[Stored entries]
::::::::::

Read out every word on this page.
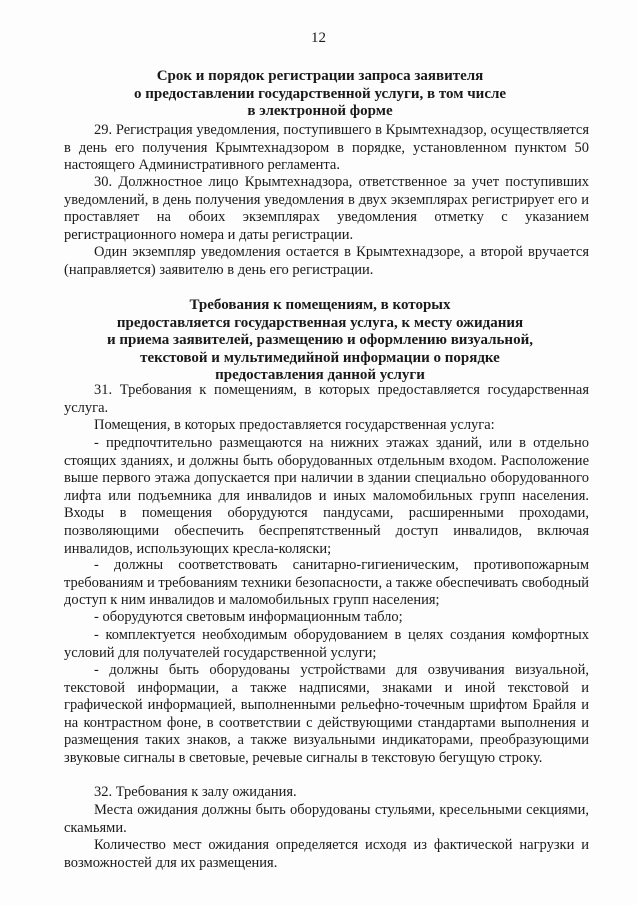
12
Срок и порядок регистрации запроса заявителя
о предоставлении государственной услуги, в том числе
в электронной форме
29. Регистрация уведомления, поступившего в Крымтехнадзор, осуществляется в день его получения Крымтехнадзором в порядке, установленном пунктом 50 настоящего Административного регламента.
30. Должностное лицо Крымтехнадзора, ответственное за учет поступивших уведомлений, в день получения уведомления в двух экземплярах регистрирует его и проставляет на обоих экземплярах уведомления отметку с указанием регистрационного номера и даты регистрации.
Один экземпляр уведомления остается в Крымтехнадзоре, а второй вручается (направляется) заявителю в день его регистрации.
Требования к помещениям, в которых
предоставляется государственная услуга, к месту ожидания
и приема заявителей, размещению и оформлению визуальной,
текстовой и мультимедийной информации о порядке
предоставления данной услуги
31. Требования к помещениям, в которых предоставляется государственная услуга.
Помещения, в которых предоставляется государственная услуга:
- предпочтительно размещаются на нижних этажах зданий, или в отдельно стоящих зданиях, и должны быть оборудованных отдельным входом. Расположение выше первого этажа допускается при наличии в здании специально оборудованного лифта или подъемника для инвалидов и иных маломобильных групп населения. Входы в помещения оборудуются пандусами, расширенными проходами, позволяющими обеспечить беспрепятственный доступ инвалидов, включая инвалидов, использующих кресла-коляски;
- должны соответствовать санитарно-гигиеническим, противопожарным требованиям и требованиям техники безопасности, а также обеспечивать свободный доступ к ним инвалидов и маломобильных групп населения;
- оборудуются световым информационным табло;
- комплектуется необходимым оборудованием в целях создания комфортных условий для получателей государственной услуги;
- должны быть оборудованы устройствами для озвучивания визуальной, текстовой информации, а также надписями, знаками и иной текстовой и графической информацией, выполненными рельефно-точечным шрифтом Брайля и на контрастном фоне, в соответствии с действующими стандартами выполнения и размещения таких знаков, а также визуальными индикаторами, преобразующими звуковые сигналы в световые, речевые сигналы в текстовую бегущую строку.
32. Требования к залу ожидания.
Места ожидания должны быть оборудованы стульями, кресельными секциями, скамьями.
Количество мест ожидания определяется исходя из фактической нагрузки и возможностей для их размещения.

::::::::::

▶ **Work to be completed**
Which lines hold the word "государственной"? Return all of them from the records above.

▶ **Response**
о предоставлении государственной услуги, в том числе
- комплектуется необходимым оборудованием в целях создания комфортных условий для получателей государственной услуги;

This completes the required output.